» Record list:

<<<<

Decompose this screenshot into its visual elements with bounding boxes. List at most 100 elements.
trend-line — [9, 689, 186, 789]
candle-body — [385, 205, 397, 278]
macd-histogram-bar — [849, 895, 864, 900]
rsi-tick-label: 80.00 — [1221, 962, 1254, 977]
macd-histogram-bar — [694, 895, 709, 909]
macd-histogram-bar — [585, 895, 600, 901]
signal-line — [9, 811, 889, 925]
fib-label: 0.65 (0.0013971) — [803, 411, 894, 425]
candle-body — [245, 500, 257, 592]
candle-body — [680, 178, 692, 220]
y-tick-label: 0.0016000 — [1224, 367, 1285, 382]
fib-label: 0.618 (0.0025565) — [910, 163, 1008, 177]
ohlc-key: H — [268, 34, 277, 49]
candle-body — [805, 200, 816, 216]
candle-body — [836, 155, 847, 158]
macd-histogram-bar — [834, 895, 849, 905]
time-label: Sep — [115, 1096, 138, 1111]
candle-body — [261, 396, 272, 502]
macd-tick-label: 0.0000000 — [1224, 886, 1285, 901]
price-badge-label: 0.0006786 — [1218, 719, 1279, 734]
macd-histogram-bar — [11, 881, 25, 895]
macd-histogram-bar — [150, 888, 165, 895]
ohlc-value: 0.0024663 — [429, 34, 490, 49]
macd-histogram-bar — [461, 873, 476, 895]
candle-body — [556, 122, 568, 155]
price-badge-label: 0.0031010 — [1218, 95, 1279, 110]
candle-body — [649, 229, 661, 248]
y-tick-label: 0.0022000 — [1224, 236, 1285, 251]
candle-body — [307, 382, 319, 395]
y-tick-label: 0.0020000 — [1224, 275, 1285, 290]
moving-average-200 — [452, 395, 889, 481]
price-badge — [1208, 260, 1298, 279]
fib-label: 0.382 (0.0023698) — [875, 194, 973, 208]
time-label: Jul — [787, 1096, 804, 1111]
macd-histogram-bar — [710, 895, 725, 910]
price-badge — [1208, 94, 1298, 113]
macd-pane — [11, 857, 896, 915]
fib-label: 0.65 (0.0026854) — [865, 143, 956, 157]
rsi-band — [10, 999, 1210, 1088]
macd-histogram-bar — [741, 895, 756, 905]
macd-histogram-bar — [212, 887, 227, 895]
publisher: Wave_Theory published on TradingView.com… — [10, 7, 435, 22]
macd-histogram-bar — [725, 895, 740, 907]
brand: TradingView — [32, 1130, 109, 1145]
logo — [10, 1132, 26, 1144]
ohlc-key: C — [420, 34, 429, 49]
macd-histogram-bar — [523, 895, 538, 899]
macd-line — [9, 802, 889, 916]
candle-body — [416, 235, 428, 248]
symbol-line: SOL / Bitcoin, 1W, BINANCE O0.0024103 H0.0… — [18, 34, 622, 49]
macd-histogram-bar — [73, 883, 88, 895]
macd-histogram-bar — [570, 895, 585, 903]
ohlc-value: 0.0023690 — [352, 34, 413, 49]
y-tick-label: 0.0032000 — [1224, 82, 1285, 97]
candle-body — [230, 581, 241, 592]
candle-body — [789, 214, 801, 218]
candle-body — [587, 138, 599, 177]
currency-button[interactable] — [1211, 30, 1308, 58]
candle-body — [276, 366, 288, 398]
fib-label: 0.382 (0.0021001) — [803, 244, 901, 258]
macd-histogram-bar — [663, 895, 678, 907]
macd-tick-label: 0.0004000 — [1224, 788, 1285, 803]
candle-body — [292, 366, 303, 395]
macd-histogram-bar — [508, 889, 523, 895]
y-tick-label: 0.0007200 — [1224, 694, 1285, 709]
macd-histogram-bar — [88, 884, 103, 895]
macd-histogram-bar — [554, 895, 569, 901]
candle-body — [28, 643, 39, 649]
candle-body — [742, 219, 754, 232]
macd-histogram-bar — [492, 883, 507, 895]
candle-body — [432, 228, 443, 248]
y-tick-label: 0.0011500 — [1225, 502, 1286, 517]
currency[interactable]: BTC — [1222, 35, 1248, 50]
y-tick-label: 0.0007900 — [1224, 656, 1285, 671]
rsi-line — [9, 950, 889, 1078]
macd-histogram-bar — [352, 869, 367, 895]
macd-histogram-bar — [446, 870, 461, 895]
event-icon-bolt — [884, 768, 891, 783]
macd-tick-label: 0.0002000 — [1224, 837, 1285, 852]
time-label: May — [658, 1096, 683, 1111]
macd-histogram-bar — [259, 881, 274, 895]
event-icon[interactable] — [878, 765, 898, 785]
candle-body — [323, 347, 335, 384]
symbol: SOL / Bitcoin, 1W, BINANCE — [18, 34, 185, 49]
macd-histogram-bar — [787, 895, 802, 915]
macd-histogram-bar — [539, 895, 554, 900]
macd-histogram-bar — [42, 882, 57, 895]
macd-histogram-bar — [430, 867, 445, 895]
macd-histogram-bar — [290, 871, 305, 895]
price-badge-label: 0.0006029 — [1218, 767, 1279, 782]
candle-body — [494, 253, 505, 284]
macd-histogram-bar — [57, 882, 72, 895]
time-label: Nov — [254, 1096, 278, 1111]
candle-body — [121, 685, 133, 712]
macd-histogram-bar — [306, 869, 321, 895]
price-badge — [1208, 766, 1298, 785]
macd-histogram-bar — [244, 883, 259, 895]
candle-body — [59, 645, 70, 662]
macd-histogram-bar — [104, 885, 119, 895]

>>>>

» Instructions to follow: Copy out the items above word for word.

» Written answer:
Decompose this screenshot into its visual elements with bounding boxes. List at most 100 elements.
trend-line — [9, 689, 186, 789]
candle-body — [385, 205, 397, 278]
macd-histogram-bar — [849, 895, 864, 900]
rsi-tick-label: 80.00 — [1221, 962, 1254, 977]
macd-histogram-bar — [694, 895, 709, 909]
macd-histogram-bar — [585, 895, 600, 901]
signal-line — [9, 811, 889, 925]
fib-label: 0.65 (0.0013971) — [803, 411, 894, 425]
candle-body — [245, 500, 257, 592]
candle-body — [680, 178, 692, 220]
y-tick-label: 0.0016000 — [1224, 367, 1285, 382]
fib-label: 0.618 (0.0025565) — [910, 163, 1008, 177]
ohlc-key: H — [268, 34, 277, 49]
candle-body — [805, 200, 816, 216]
candle-body — [836, 155, 847, 158]
macd-histogram-bar — [834, 895, 849, 905]
time-label: Sep — [115, 1096, 138, 1111]
candle-body — [261, 396, 272, 502]
macd-tick-label: 0.0000000 — [1224, 886, 1285, 901]
price-badge-label: 0.0006786 — [1218, 719, 1279, 734]
macd-histogram-bar — [11, 881, 25, 895]
macd-histogram-bar — [150, 888, 165, 895]
ohlc-value: 0.0024663 — [429, 34, 490, 49]
macd-histogram-bar — [461, 873, 476, 895]
candle-body — [556, 122, 568, 155]
price-badge-label: 0.0031010 — [1218, 95, 1279, 110]
candle-body — [649, 229, 661, 248]
y-tick-label: 0.0022000 — [1224, 236, 1285, 251]
candle-body — [307, 382, 319, 395]
y-tick-label: 0.0020000 — [1224, 275, 1285, 290]
moving-average-200 — [452, 395, 889, 481]
price-badge — [1208, 260, 1298, 279]
fib-label: 0.382 (0.0023698) — [875, 194, 973, 208]
time-label: Jul — [787, 1096, 804, 1111]
macd-histogram-bar — [710, 895, 725, 910]
price-badge — [1208, 94, 1298, 113]
macd-pane — [11, 857, 896, 915]
fib-label: 0.65 (0.0026854) — [865, 143, 956, 157]
rsi-band — [10, 999, 1210, 1088]
macd-histogram-bar — [741, 895, 756, 905]
macd-histogram-bar — [212, 887, 227, 895]
publisher: Wave_Theory published on TradingView.com… — [10, 7, 435, 22]
macd-histogram-bar — [725, 895, 740, 907]
brand: TradingView — [32, 1130, 109, 1145]
logo — [10, 1132, 26, 1144]
ohlc-key: C — [420, 34, 429, 49]
macd-histogram-bar — [523, 895, 538, 899]
macd-line — [9, 802, 889, 916]
candle-body — [416, 235, 428, 248]
symbol-line: SOL / Bitcoin, 1W, BINANCE O0.0024103 H0.0… — [18, 34, 622, 49]
macd-histogram-bar — [73, 883, 88, 895]
macd-histogram-bar — [570, 895, 585, 903]
ohlc-value: 0.0023690 — [352, 34, 413, 49]
y-tick-label: 0.0032000 — [1224, 82, 1285, 97]
candle-body — [230, 581, 241, 592]
candle-body — [789, 214, 801, 218]
candle-body — [587, 138, 599, 177]
currency-button[interactable] — [1211, 30, 1308, 58]
candle-body — [276, 366, 288, 398]
fib-label: 0.382 (0.0021001) — [803, 244, 901, 258]
macd-histogram-bar — [663, 895, 678, 907]
macd-tick-label: 0.0004000 — [1224, 788, 1285, 803]
candle-body — [292, 366, 303, 395]
macd-histogram-bar — [508, 889, 523, 895]
y-tick-label: 0.0007200 — [1224, 694, 1285, 709]
macd-histogram-bar — [88, 884, 103, 895]
macd-histogram-bar — [554, 895, 569, 901]
candle-body — [28, 643, 39, 649]
candle-body — [742, 219, 754, 232]
macd-histogram-bar — [492, 883, 507, 895]
candle-body — [432, 228, 443, 248]
y-tick-label: 0.0011500 — [1225, 502, 1286, 517]
currency[interactable]: BTC — [1222, 35, 1248, 50]
y-tick-label: 0.0007900 — [1224, 656, 1285, 671]
rsi-line — [9, 950, 889, 1078]
macd-histogram-bar — [352, 869, 367, 895]
macd-histogram-bar — [446, 870, 461, 895]
event-icon-bolt — [884, 768, 891, 783]
macd-tick-label: 0.0002000 — [1224, 837, 1285, 852]
time-label: May — [658, 1096, 683, 1111]
macd-histogram-bar — [259, 881, 274, 895]
event-icon[interactable] — [878, 765, 898, 785]
candle-body — [323, 347, 335, 384]
symbol: SOL / Bitcoin, 1W, BINANCE — [18, 34, 185, 49]
macd-histogram-bar — [787, 895, 802, 915]
macd-histogram-bar — [539, 895, 554, 900]
macd-histogram-bar — [42, 882, 57, 895]
macd-histogram-bar — [430, 867, 445, 895]
macd-histogram-bar — [290, 871, 305, 895]
price-badge-label: 0.0006029 — [1218, 767, 1279, 782]
candle-body — [494, 253, 505, 284]
macd-histogram-bar — [57, 882, 72, 895]
time-label: Nov — [254, 1096, 278, 1111]
candle-body — [121, 685, 133, 712]
macd-histogram-bar — [306, 869, 321, 895]
price-badge — [1208, 766, 1298, 785]
macd-histogram-bar — [244, 883, 259, 895]
candle-body — [59, 645, 70, 662]
macd-histogram-bar — [104, 885, 119, 895]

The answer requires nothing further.